**YOUR OBJECTIVE:** Rewrite the records below, from the start through the line containing "bar bbox=[1098, 724, 1223, 758]", swapping every "legend-swatch" for "legend-key" and leaving everything else unchanged.

**DATASET ENTRIES:**
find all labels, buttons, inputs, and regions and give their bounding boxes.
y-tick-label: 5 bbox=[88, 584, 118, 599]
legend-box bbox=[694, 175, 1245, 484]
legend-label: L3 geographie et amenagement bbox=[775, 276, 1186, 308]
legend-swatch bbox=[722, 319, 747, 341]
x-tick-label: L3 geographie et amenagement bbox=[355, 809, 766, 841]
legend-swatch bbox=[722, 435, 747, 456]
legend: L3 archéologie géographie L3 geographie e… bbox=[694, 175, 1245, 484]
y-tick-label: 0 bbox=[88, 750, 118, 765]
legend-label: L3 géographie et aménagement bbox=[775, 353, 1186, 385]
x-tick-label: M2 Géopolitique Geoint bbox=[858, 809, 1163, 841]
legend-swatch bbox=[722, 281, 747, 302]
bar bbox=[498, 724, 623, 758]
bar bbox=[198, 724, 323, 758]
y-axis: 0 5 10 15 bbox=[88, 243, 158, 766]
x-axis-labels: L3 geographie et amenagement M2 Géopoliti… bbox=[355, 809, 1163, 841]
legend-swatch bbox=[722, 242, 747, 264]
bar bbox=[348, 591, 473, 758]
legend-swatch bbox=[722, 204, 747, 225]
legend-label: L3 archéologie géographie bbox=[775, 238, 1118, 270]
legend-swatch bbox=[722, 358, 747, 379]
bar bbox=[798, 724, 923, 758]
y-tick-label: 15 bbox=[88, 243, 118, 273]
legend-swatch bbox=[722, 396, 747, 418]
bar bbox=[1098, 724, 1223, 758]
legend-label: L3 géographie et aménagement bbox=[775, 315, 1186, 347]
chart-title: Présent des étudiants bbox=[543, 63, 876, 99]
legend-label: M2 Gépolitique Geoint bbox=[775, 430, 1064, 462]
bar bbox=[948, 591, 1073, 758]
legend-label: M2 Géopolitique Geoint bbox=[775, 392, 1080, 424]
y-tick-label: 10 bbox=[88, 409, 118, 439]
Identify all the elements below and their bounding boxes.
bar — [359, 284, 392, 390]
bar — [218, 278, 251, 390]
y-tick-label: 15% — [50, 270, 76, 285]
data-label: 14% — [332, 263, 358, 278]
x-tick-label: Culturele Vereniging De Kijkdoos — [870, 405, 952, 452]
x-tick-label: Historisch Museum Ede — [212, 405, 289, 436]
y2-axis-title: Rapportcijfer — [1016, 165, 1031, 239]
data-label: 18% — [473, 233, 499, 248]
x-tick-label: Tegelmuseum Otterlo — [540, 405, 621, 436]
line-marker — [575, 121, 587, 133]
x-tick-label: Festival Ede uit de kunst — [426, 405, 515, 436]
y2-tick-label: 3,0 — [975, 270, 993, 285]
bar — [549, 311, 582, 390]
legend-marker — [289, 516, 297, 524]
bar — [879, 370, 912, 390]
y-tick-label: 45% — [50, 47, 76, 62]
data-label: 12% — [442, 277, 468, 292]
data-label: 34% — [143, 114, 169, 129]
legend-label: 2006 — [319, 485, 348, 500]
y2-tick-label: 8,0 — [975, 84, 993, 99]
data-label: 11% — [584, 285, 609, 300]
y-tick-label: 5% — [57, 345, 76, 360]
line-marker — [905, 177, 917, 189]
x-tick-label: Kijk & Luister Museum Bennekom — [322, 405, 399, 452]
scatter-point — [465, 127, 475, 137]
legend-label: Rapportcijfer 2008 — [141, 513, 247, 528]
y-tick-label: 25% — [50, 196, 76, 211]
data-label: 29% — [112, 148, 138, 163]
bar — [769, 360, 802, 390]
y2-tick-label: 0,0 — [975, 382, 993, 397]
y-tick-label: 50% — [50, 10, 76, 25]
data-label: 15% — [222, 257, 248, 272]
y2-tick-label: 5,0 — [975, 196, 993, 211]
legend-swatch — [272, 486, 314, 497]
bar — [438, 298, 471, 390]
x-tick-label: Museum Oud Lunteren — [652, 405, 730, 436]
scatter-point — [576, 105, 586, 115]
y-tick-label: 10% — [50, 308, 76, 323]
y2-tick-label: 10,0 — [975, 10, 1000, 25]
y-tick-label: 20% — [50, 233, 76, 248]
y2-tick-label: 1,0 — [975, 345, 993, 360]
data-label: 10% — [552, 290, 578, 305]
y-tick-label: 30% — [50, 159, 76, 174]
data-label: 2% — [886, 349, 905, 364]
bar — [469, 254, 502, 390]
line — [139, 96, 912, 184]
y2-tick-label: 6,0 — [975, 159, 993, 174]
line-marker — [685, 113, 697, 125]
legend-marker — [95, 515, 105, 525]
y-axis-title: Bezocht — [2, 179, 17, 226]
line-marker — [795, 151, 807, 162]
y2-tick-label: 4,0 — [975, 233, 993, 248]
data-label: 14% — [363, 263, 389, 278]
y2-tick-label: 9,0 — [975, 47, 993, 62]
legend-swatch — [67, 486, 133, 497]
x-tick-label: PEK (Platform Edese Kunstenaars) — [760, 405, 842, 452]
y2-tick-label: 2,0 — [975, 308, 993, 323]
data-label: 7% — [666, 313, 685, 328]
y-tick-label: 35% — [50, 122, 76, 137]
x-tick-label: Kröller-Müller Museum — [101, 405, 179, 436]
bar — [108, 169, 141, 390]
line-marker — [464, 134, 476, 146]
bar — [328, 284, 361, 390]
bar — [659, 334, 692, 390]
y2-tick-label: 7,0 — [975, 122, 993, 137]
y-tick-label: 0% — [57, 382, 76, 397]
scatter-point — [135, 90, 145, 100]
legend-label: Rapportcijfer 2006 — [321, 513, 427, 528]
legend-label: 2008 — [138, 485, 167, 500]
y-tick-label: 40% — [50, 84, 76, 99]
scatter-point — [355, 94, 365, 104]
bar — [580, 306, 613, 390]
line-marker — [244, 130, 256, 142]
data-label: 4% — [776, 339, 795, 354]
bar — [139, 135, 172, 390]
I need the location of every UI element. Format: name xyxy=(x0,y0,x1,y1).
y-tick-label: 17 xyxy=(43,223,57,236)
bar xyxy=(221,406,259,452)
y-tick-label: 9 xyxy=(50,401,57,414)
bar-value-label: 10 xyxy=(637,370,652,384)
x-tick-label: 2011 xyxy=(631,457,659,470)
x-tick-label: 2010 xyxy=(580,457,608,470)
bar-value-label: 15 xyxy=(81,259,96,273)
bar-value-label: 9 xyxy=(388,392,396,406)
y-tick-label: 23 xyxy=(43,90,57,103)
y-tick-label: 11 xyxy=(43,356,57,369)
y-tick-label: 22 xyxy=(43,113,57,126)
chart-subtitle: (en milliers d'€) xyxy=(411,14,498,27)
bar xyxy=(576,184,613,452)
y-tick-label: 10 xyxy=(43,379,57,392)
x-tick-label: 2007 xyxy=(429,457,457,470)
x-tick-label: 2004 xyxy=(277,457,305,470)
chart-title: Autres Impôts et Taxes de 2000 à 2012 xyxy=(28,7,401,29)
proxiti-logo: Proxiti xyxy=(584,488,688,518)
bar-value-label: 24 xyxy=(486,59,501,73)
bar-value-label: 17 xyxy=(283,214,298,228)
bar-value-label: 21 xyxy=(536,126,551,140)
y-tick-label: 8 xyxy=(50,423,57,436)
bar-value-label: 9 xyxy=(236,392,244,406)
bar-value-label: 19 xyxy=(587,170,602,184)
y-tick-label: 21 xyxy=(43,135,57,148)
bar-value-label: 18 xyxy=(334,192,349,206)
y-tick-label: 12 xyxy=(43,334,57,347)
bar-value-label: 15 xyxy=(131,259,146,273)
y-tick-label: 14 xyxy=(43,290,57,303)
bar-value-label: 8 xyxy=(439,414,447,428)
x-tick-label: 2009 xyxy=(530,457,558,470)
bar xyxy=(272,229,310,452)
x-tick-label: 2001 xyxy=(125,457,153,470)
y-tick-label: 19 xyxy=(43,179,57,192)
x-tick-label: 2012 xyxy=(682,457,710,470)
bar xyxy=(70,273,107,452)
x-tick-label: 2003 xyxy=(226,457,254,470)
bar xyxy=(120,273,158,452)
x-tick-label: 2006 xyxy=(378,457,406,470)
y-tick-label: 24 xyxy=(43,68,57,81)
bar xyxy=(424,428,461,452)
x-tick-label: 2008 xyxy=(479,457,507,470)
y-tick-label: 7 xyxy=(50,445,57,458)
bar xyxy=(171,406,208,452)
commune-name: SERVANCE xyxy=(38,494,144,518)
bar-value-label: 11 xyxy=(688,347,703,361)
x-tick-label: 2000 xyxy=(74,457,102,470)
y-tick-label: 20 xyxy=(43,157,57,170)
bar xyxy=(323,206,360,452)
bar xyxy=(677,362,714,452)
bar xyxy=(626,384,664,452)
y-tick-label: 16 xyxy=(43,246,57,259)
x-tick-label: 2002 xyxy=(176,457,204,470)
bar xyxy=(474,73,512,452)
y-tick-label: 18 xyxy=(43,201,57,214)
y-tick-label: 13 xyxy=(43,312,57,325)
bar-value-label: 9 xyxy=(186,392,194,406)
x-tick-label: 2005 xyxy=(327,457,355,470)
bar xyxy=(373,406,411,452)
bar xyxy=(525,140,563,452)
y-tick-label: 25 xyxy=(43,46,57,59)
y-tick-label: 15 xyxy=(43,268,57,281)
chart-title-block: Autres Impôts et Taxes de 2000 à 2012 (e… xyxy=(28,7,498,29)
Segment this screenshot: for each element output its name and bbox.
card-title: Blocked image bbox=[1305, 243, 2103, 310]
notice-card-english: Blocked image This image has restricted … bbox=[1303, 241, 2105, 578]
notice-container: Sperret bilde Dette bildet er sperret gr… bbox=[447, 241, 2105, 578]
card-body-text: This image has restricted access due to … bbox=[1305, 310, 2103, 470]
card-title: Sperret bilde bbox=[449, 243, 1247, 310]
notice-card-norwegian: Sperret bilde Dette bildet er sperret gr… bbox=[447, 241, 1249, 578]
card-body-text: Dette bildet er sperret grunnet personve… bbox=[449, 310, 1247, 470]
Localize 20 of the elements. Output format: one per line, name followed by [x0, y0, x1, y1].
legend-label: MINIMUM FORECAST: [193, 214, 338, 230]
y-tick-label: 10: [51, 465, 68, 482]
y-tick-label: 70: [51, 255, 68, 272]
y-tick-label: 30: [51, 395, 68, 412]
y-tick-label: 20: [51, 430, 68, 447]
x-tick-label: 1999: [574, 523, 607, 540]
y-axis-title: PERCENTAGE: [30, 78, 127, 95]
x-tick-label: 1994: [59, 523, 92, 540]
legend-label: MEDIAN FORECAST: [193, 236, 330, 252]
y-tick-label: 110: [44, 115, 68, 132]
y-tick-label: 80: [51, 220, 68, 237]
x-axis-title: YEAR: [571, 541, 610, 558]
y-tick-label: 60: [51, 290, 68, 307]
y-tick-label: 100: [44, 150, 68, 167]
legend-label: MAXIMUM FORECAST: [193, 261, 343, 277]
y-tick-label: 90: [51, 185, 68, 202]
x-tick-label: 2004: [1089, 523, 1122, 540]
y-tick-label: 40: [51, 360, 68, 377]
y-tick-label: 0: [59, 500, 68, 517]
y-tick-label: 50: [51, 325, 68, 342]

**TASK SOLUTION:**
find all labels, buttons, inputs, and regions and give their bounding boxes.
y-tick-label: 5 bbox=[88, 584, 118, 599]
legend-box bbox=[694, 175, 1245, 484]
legend-label: L3 geographie et amenagement bbox=[775, 276, 1186, 308]
legend-key bbox=[722, 319, 747, 341]
x-tick-label: L3 geographie et amenagement bbox=[355, 809, 766, 841]
legend-key bbox=[722, 435, 747, 456]
legend: L3 archéologie géographie L3 geographie e… bbox=[694, 175, 1245, 484]
y-tick-label: 0 bbox=[88, 750, 118, 765]
legend-label: L3 géographie et aménagement bbox=[775, 353, 1186, 385]
x-tick-label: M2 Géopolitique Geoint bbox=[858, 809, 1163, 841]
legend-key bbox=[722, 281, 747, 302]
bar bbox=[498, 724, 623, 758]
bar bbox=[198, 724, 323, 758]
y-axis: 0 5 10 15 bbox=[88, 243, 158, 766]
x-axis-labels: L3 geographie et amenagement M2 Géopoliti… bbox=[355, 809, 1163, 841]
legend-key bbox=[722, 242, 747, 264]
bar bbox=[348, 591, 473, 758]
legend-key bbox=[722, 204, 747, 225]
legend-label: L3 archéologie géographie bbox=[775, 238, 1118, 270]
legend-key bbox=[722, 358, 747, 379]
bar bbox=[798, 724, 923, 758]
y-tick-label: 15 bbox=[88, 243, 118, 273]
legend-key bbox=[722, 396, 747, 418]
bar bbox=[1098, 724, 1223, 758]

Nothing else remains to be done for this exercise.